§ **Exercise description**
In the listing that follows, count every line with the word "EXTRA" in it and write only the total.

§ **Provided records**
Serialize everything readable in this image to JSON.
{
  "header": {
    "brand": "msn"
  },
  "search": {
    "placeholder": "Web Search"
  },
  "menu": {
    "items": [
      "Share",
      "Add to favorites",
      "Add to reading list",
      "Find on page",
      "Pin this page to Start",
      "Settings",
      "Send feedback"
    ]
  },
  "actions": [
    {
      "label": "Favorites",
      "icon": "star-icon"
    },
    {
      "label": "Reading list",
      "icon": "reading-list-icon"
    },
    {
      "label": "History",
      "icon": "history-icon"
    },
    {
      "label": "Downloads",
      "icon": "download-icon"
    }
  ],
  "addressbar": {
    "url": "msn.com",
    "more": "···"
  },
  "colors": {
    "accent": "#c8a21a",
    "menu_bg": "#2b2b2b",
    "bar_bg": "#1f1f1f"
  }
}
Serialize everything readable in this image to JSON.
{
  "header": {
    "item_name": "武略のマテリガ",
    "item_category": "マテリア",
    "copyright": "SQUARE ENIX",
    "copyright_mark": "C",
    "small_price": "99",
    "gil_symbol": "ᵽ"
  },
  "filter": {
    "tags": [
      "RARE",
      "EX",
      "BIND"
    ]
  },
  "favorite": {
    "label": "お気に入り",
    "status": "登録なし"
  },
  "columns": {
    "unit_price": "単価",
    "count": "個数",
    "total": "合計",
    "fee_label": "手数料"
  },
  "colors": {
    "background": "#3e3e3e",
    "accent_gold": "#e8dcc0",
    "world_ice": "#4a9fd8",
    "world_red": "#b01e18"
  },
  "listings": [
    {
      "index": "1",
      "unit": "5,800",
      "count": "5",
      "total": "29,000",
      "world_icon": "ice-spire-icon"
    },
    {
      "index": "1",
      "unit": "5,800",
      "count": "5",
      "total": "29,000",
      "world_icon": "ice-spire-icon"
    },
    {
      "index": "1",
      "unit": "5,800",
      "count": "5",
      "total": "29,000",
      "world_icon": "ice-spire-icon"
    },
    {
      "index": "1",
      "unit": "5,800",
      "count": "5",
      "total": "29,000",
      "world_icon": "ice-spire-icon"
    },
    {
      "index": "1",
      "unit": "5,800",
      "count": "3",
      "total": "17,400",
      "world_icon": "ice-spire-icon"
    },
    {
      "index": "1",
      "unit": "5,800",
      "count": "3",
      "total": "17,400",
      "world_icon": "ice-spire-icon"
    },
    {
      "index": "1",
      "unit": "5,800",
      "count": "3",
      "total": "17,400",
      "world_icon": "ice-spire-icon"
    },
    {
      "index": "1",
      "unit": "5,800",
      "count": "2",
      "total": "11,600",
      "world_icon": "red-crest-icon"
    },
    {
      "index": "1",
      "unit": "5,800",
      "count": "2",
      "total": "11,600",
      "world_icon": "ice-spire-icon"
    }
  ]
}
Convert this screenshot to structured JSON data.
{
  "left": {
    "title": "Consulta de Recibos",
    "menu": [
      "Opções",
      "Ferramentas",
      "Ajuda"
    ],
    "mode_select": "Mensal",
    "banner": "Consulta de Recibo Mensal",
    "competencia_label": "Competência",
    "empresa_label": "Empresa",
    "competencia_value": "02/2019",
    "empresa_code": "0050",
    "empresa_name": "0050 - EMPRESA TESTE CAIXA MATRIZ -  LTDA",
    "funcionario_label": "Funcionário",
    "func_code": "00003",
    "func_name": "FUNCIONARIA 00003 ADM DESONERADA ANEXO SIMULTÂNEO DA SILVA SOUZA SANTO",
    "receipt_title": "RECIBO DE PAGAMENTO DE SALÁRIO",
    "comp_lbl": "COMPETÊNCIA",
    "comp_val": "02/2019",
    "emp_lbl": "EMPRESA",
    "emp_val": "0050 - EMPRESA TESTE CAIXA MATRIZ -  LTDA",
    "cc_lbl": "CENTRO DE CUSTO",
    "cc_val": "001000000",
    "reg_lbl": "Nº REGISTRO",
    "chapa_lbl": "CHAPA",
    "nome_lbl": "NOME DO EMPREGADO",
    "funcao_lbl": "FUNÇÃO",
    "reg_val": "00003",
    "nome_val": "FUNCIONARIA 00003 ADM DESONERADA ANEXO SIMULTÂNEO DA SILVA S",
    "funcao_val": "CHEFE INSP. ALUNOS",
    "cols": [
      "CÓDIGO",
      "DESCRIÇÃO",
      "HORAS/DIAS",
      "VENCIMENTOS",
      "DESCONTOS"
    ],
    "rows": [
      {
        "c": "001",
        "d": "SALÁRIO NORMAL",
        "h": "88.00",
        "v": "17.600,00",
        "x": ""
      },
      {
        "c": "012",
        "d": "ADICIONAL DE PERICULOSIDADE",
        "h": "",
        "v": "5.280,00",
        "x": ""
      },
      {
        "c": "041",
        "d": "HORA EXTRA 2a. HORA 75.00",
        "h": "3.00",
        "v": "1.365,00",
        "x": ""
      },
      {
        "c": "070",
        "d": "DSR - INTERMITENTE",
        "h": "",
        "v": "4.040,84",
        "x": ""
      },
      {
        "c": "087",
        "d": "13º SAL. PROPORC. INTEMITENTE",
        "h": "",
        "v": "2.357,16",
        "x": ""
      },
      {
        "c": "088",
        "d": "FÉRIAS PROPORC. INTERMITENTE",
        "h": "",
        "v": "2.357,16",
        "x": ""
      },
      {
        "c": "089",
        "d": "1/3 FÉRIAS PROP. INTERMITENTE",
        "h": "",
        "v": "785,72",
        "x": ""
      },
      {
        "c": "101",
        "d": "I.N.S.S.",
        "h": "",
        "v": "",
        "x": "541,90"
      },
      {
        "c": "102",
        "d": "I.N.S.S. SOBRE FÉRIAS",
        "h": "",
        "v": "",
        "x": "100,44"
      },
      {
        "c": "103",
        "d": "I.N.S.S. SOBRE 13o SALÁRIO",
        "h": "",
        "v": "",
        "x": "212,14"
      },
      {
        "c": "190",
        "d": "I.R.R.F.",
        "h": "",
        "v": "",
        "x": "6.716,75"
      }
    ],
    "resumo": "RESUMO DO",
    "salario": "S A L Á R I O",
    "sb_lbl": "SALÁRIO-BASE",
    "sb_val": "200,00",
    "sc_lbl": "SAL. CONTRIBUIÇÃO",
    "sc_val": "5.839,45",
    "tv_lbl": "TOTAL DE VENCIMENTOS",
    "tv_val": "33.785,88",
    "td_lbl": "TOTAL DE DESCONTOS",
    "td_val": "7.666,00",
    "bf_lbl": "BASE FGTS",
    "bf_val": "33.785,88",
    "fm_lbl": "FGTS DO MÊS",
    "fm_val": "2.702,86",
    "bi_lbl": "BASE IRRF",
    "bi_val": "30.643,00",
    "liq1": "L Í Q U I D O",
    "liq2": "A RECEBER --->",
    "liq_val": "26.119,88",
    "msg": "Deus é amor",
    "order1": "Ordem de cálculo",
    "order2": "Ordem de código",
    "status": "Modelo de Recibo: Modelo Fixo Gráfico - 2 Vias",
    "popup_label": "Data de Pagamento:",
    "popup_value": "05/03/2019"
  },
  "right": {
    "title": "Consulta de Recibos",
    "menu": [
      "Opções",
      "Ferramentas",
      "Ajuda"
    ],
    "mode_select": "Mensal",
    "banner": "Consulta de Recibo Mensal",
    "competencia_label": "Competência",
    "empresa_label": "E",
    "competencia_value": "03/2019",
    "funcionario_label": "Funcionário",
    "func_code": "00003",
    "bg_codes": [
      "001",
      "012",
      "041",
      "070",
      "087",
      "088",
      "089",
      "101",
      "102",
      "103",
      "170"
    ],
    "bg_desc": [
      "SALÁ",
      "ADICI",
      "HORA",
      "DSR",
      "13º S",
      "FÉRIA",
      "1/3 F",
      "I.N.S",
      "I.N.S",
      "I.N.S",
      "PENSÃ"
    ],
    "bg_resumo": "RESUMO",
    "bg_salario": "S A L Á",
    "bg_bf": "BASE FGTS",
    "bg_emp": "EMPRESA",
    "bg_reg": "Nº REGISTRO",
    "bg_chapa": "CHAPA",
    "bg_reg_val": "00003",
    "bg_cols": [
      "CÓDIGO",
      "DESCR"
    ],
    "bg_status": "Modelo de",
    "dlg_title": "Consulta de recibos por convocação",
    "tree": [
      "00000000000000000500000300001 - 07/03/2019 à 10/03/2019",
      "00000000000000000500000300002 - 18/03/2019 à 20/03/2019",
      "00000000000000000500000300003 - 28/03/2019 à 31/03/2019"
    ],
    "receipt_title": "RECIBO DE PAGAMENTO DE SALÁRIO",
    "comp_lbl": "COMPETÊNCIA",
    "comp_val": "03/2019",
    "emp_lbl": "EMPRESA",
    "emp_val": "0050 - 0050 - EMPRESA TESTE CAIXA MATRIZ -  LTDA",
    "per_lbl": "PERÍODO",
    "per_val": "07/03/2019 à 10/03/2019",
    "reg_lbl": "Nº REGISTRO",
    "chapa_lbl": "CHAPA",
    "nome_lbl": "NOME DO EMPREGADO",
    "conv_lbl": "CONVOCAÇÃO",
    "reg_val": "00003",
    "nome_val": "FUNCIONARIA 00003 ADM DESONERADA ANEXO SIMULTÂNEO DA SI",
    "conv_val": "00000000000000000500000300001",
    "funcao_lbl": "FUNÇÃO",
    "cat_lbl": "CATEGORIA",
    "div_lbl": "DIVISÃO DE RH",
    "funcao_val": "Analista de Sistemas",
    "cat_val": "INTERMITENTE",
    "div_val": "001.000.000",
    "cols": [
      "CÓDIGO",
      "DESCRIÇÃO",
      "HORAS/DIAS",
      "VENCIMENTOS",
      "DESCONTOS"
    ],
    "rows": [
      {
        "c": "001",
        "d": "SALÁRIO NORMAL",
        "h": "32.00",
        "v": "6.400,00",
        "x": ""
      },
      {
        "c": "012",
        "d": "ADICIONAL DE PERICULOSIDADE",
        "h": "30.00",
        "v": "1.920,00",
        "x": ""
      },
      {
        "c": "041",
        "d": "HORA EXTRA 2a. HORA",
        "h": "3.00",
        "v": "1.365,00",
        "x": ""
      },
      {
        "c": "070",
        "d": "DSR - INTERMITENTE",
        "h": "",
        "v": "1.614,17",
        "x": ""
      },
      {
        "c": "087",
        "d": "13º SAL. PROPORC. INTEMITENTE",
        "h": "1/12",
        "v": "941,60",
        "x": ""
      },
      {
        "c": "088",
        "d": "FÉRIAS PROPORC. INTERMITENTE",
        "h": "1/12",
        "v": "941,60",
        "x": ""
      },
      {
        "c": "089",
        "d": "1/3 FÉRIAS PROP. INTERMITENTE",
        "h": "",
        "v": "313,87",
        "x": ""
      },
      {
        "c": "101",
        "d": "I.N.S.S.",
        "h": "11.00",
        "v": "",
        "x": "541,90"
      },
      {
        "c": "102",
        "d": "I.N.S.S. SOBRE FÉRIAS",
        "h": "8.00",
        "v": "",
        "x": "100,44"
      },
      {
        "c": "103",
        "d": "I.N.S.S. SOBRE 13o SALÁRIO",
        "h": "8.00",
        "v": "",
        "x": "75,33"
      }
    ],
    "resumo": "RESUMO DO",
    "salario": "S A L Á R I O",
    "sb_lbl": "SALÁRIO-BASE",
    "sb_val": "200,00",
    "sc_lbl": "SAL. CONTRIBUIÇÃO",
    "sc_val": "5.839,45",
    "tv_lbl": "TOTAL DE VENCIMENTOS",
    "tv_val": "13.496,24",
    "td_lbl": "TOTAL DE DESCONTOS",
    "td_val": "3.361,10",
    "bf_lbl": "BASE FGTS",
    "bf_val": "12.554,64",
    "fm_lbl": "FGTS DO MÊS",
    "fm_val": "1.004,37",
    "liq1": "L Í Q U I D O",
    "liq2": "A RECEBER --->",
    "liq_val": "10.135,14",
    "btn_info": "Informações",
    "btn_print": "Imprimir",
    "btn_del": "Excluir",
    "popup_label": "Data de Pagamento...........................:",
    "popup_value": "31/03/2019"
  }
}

§ **Reply to the task**
2